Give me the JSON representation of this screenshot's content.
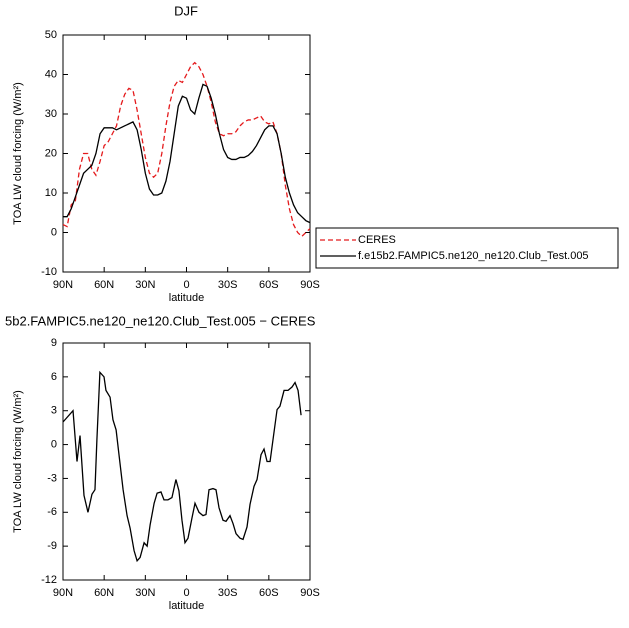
{
  "chart_data": [
    {
      "type": "line",
      "title": "DJF",
      "xlabel": "latitude",
      "ylabel": "TOA LW cloud forcing (W/m²)",
      "xlim": [
        90,
        -90
      ],
      "ylim": [
        -10,
        50
      ],
      "xticks": [
        {
          "value": 90,
          "label": "90N"
        },
        {
          "value": 60,
          "label": "60N"
        },
        {
          "value": 30,
          "label": "30N"
        },
        0,
        {
          "value": -30,
          "label": "30S"
        },
        {
          "value": -60,
          "label": "60S"
        },
        {
          "value": -90,
          "label": "90S"
        }
      ],
      "yticks": [
        -10,
        0,
        10,
        20,
        30,
        40,
        50
      ],
      "legend": "right",
      "x": [
        90,
        87,
        84,
        81,
        78,
        75,
        72,
        69,
        66,
        63,
        60,
        57,
        54,
        51,
        48,
        45,
        42,
        39,
        36,
        33,
        30,
        27,
        24,
        21,
        18,
        15,
        12,
        9,
        6,
        3,
        0,
        -3,
        -6,
        -9,
        -12,
        -15,
        -18,
        -21,
        -24,
        -27,
        -30,
        -33,
        -36,
        -39,
        -42,
        -45,
        -48,
        -51,
        -54,
        -57,
        -60,
        -63,
        -66,
        -69,
        -72,
        -75,
        -78,
        -81,
        -84,
        -87,
        -90
      ],
      "series": [
        {
          "name": "CERES",
          "color": "#e41a1c",
          "dashed": true,
          "values": [
            2,
            1.5,
            7,
            8,
            16,
            20,
            20,
            16,
            14.5,
            18,
            22,
            23,
            25,
            27,
            32,
            35,
            36.5,
            36,
            31,
            25,
            19,
            15,
            14,
            15,
            20,
            27,
            33,
            37,
            38.5,
            38,
            40,
            42,
            43,
            42,
            40,
            37,
            33,
            28,
            25,
            24.5,
            25,
            25,
            25.5,
            27,
            28,
            28.5,
            28.5,
            29,
            29.5,
            28,
            27.5,
            28,
            25,
            20,
            12,
            6,
            2,
            0,
            -1,
            0,
            1
          ]
        },
        {
          "name": "f.e15b2.FAMPIC5.ne120_ne120.Club_Test.005",
          "color": "#000000",
          "dashed": false,
          "values": [
            4,
            4,
            6,
            9,
            12,
            15,
            16,
            17,
            20,
            25,
            26.5,
            26.5,
            26.5,
            26,
            26.5,
            27,
            27.5,
            28,
            26,
            21,
            15,
            11,
            9.5,
            9.5,
            10,
            13,
            18,
            25,
            32,
            34.5,
            34,
            31,
            30,
            34,
            37.5,
            37,
            34,
            30,
            25,
            21,
            19,
            18.5,
            18.5,
            19,
            19,
            19.5,
            20.5,
            22,
            24,
            26,
            27,
            27,
            25,
            20,
            14,
            10,
            7,
            5,
            4,
            3,
            2.5
          ]
        }
      ]
    },
    {
      "type": "line",
      "title": "5b2.FAMPIC5.ne120_ne120.Club_Test.005 − CERES",
      "xlabel": "latitude",
      "ylabel": "TOA LW cloud forcing (W/m²)",
      "xlim": [
        90,
        -90
      ],
      "ylim": [
        -12,
        9
      ],
      "xticks": [
        {
          "value": 90,
          "label": "90N"
        },
        {
          "value": 60,
          "label": "60N"
        },
        {
          "value": 30,
          "label": "30N"
        },
        0,
        {
          "value": -30,
          "label": "30S"
        },
        {
          "value": -60,
          "label": "60S"
        },
        {
          "value": -90,
          "label": "90S"
        }
      ],
      "yticks": [
        -12,
        -9,
        -6,
        -3,
        0,
        3,
        6,
        9
      ],
      "x": [
        90,
        82.7,
        79.8,
        77.6,
        74.7,
        71.8,
        68.9,
        66.7,
        65.3,
        63.1,
        60.1,
        58.7,
        55.7,
        53.6,
        51.3,
        49.1,
        46.2,
        43.3,
        41.1,
        38.2,
        36,
        33.8,
        30.9,
        28.7,
        26.5,
        23.6,
        21.4,
        18.6,
        16.4,
        13.5,
        10.6,
        7.7,
        5.5,
        3.3,
        1.1,
        -1.1,
        -4,
        -6.2,
        -9.1,
        -12,
        -14.2,
        -16.4,
        -19.3,
        -21.5,
        -23.7,
        -26.6,
        -28.8,
        -31.7,
        -33.9,
        -36.1,
        -39,
        -41.2,
        -44.1,
        -46.3,
        -49.2,
        -51.4,
        -54.3,
        -56.5,
        -58.7,
        -60.9,
        -63,
        -66,
        -68.1,
        -71.1,
        -74,
        -76.9,
        -79.1,
        -81.3,
        -83.5
      ],
      "series": [
        {
          "color": "#000000",
          "dashed": false,
          "values": [
            2,
            3,
            -1.5,
            0.8,
            -4.5,
            -6,
            -4.4,
            -4,
            0.4,
            6.4,
            6,
            4.8,
            4.2,
            2.2,
            1.3,
            -1,
            -4,
            -6.3,
            -7.4,
            -9.4,
            -10.3,
            -10,
            -8.7,
            -9,
            -7.1,
            -5.2,
            -4.3,
            -4.2,
            -4.9,
            -4.9,
            -4.7,
            -3.1,
            -4.1,
            -6.7,
            -8.7,
            -8.3,
            -6.5,
            -5.2,
            -6,
            -6.3,
            -6.2,
            -4,
            -3.9,
            -4,
            -5.6,
            -6.7,
            -6.8,
            -6.3,
            -7,
            -7.9,
            -8.3,
            -8.4,
            -7.3,
            -5.3,
            -3.7,
            -3.1,
            -0.9,
            -0.4,
            -1.5,
            -1.5,
            0.4,
            3.1,
            3.4,
            4.8,
            4.8,
            5.1,
            5.5,
            4.8,
            2.6
          ]
        }
      ]
    }
  ]
}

++++++++++++++++++++

Make an exact copy of the listing above. Do not include the pictures.

Result of the exercise >>
Give me the JSON representation of this screenshot's content.
{
  "chart_data": [
    {
      "type": "line",
      "title": "DJF",
      "xlabel": "latitude",
      "ylabel": "TOA LW cloud forcing (W/m²)",
      "xlim": [
        90,
        -90
      ],
      "ylim": [
        -10,
        50
      ],
      "xticks": [
        {
          "value": 90,
          "label": "90N"
        },
        {
          "value": 60,
          "label": "60N"
        },
        {
          "value": 30,
          "label": "30N"
        },
        0,
        {
          "value": -30,
          "label": "30S"
        },
        {
          "value": -60,
          "label": "60S"
        },
        {
          "value": -90,
          "label": "90S"
        }
      ],
      "yticks": [
        -10,
        0,
        10,
        20,
        30,
        40,
        50
      ],
      "legend": "right",
      "x": [
        90,
        87,
        84,
        81,
        78,
        75,
        72,
        69,
        66,
        63,
        60,
        57,
        54,
        51,
        48,
        45,
        42,
        39,
        36,
        33,
        30,
        27,
        24,
        21,
        18,
        15,
        12,
        9,
        6,
        3,
        0,
        -3,
        -6,
        -9,
        -12,
        -15,
        -18,
        -21,
        -24,
        -27,
        -30,
        -33,
        -36,
        -39,
        -42,
        -45,
        -48,
        -51,
        -54,
        -57,
        -60,
        -63,
        -66,
        -69,
        -72,
        -75,
        -78,
        -81,
        -84,
        -87,
        -90
      ],
      "series": [
        {
          "name": "CERES",
          "color": "#e41a1c",
          "dashed": true,
          "values": [
            2,
            1.5,
            7,
            8,
            16,
            20,
            20,
            16,
            14.5,
            18,
            22,
            23,
            25,
            27,
            32,
            35,
            36.5,
            36,
            31,
            25,
            19,
            15,
            14,
            15,
            20,
            27,
            33,
            37,
            38.5,
            38,
            40,
            42,
            43,
            42,
            40,
            37,
            33,
            28,
            25,
            24.5,
            25,
            25,
            25.5,
            27,
            28,
            28.5,
            28.5,
            29,
            29.5,
            28,
            27.5,
            28,
            25,
            20,
            12,
            6,
            2,
            0,
            -1,
            0,
            1
          ]
        },
        {
          "name": "f.e15b2.FAMPIC5.ne120_ne120.Club_Test.005",
          "color": "#000000",
          "dashed": false,
          "values": [
            4,
            4,
            6,
            9,
            12,
            15,
            16,
            17,
            20,
            25,
            26.5,
            26.5,
            26.5,
            26,
            26.5,
            27,
            27.5,
            28,
            26,
            21,
            15,
            11,
            9.5,
            9.5,
            10,
            13,
            18,
            25,
            32,
            34.5,
            34,
            31,
            30,
            34,
            37.5,
            37,
            34,
            30,
            25,
            21,
            19,
            18.5,
            18.5,
            19,
            19,
            19.5,
            20.5,
            22,
            24,
            26,
            27,
            27,
            25,
            20,
            14,
            10,
            7,
            5,
            4,
            3,
            2.5
          ]
        }
      ]
    },
    {
      "type": "line",
      "title": "5b2.FAMPIC5.ne120_ne120.Club_Test.005 − CERES",
      "xlabel": "latitude",
      "ylabel": "TOA LW cloud forcing (W/m²)",
      "xlim": [
        90,
        -90
      ],
      "ylim": [
        -12,
        9
      ],
      "xticks": [
        {
          "value": 90,
          "label": "90N"
        },
        {
          "value": 60,
          "label": "60N"
        },
        {
          "value": 30,
          "label": "30N"
        },
        0,
        {
          "value": -30,
          "label": "30S"
        },
        {
          "value": -60,
          "label": "60S"
        },
        {
          "value": -90,
          "label": "90S"
        }
      ],
      "yticks": [
        -12,
        -9,
        -6,
        -3,
        0,
        3,
        6,
        9
      ],
      "x": [
        90,
        82.7,
        79.8,
        77.6,
        74.7,
        71.8,
        68.9,
        66.7,
        65.3,
        63.1,
        60.1,
        58.7,
        55.7,
        53.6,
        51.3,
        49.1,
        46.2,
        43.3,
        41.1,
        38.2,
        36,
        33.8,
        30.9,
        28.7,
        26.5,
        23.6,
        21.4,
        18.6,
        16.4,
        13.5,
        10.6,
        7.7,
        5.5,
        3.3,
        1.1,
        -1.1,
        -4,
        -6.2,
        -9.1,
        -12,
        -14.2,
        -16.4,
        -19.3,
        -21.5,
        -23.7,
        -26.6,
        -28.8,
        -31.7,
        -33.9,
        -36.1,
        -39,
        -41.2,
        -44.1,
        -46.3,
        -49.2,
        -51.4,
        -54.3,
        -56.5,
        -58.7,
        -60.9,
        -63,
        -66,
        -68.1,
        -71.1,
        -74,
        -76.9,
        -79.1,
        -81.3,
        -83.5
      ],
      "series": [
        {
          "color": "#000000",
          "dashed": false,
          "values": [
            2,
            3,
            -1.5,
            0.8,
            -4.5,
            -6,
            -4.4,
            -4,
            0.4,
            6.4,
            6,
            4.8,
            4.2,
            2.2,
            1.3,
            -1,
            -4,
            -6.3,
            -7.4,
            -9.4,
            -10.3,
            -10,
            -8.7,
            -9,
            -7.1,
            -5.2,
            -4.3,
            -4.2,
            -4.9,
            -4.9,
            -4.7,
            -3.1,
            -4.1,
            -6.7,
            -8.7,
            -8.3,
            -6.5,
            -5.2,
            -6,
            -6.3,
            -6.2,
            -4,
            -3.9,
            -4,
            -5.6,
            -6.7,
            -6.8,
            -6.3,
            -7,
            -7.9,
            -8.3,
            -8.4,
            -7.3,
            -5.3,
            -3.7,
            -3.1,
            -0.9,
            -0.4,
            -1.5,
            -1.5,
            0.4,
            3.1,
            3.4,
            4.8,
            4.8,
            5.1,
            5.5,
            4.8,
            2.6
          ]
        }
      ]
    }
  ]
}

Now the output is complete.